▶ [Goal of the exercise]:
Report every line from the material that contains the word "title".

▶ [Records to use]:
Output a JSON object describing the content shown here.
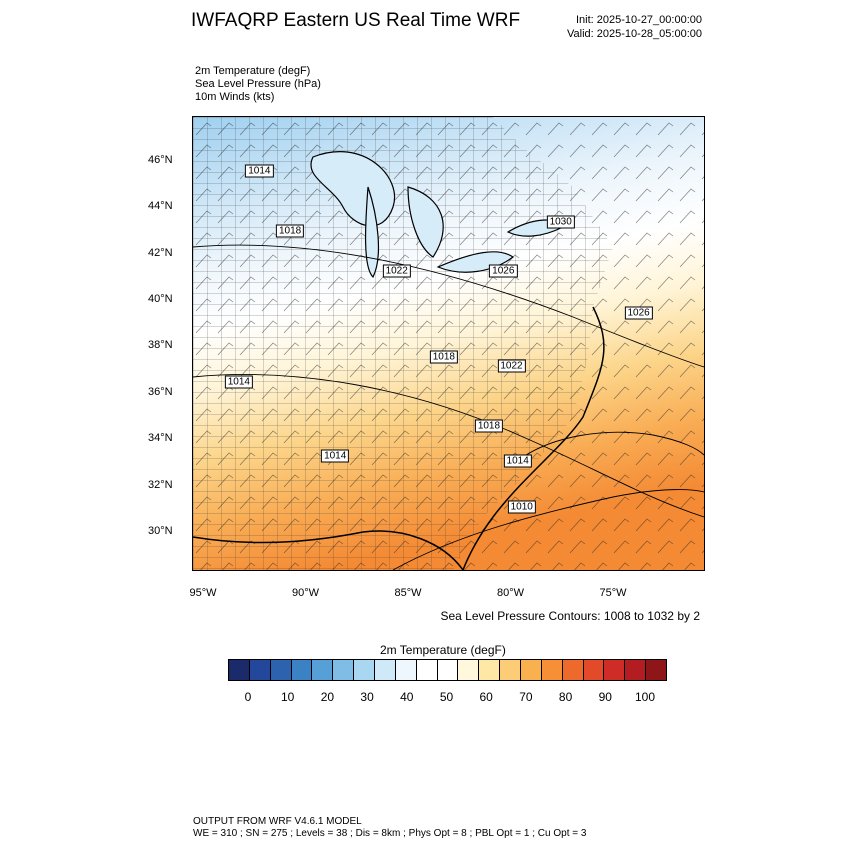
{
  "header": {
    "title": "IWFAQRP Eastern US Real Time WRF",
    "init": "Init: 2025-10-27_00:00:00",
    "valid": "Valid: 2025-10-28_05:00:00"
  },
  "fields": [
    "2m Temperature   (degF)",
    "Sea Level Pressure   (hPa)",
    "10m Winds   (kts)"
  ],
  "axes": {
    "lat": {
      "labels": [
        "46°N",
        "44°N",
        "42°N",
        "40°N",
        "38°N",
        "36°N",
        "34°N",
        "32°N",
        "30°N"
      ],
      "values": [
        46,
        44,
        42,
        40,
        38,
        36,
        34,
        32,
        30
      ]
    },
    "lon": {
      "labels": [
        "95°W",
        "90°W",
        "85°W",
        "80°W",
        "75°W"
      ],
      "values": [
        -95,
        -90,
        -85,
        -80,
        -75
      ]
    }
  },
  "slp_contours": {
    "note": "Sea Level Pressure Contours: 1008 to 1032 by 2",
    "labels": [
      {
        "text": "1014",
        "lon": -92.3,
        "lat": 45.6
      },
      {
        "text": "1018",
        "lon": -90.8,
        "lat": 43.0
      },
      {
        "text": "1022",
        "lon": -85.6,
        "lat": 41.3
      },
      {
        "text": "1026",
        "lon": -80.4,
        "lat": 41.3
      },
      {
        "text": "1030",
        "lon": -77.6,
        "lat": 43.4
      },
      {
        "text": "1026",
        "lon": -73.8,
        "lat": 39.5
      },
      {
        "text": "1018",
        "lon": -83.3,
        "lat": 37.6
      },
      {
        "text": "1022",
        "lon": -80.0,
        "lat": 37.2
      },
      {
        "text": "1014",
        "lon": -93.3,
        "lat": 36.5
      },
      {
        "text": "1018",
        "lon": -81.1,
        "lat": 34.6
      },
      {
        "text": "1014",
        "lon": -88.6,
        "lat": 33.3
      },
      {
        "text": "1014",
        "lon": -79.7,
        "lat": 33.1
      },
      {
        "text": "1010",
        "lon": -79.5,
        "lat": 31.1
      }
    ]
  },
  "colorbar": {
    "title": "2m Temperature  (degF)",
    "labels": [
      "0",
      "10",
      "20",
      "30",
      "40",
      "50",
      "60",
      "70",
      "80",
      "90",
      "100"
    ],
    "colors": [
      "#1b2a6b",
      "#23479a",
      "#2d62ae",
      "#3b82c4",
      "#56a0d7",
      "#7fbde6",
      "#a9d7f2",
      "#d0e9f8",
      "#eef7fd",
      "#ffffff",
      "#ffffff",
      "#fff8dc",
      "#ffe7a6",
      "#fccd76",
      "#f9b04f",
      "#f68f35",
      "#ee6a2c",
      "#e34a2a",
      "#cf2b27",
      "#b31d22",
      "#8e1618"
    ]
  },
  "footer": {
    "model": "OUTPUT FROM WRF V4.6.1 MODEL",
    "params": "WE = 310 ; SN = 275 ; Levels = 38 ; Dis = 8km ; Phys Opt = 8 ; PBL Opt = 1 ; Cu Opt = 3"
  }
}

▶ [Finished exercise]:
    "title": "IWFAQRP Eastern US Real Time WRF",
    "title": "2m Temperature  (degF)",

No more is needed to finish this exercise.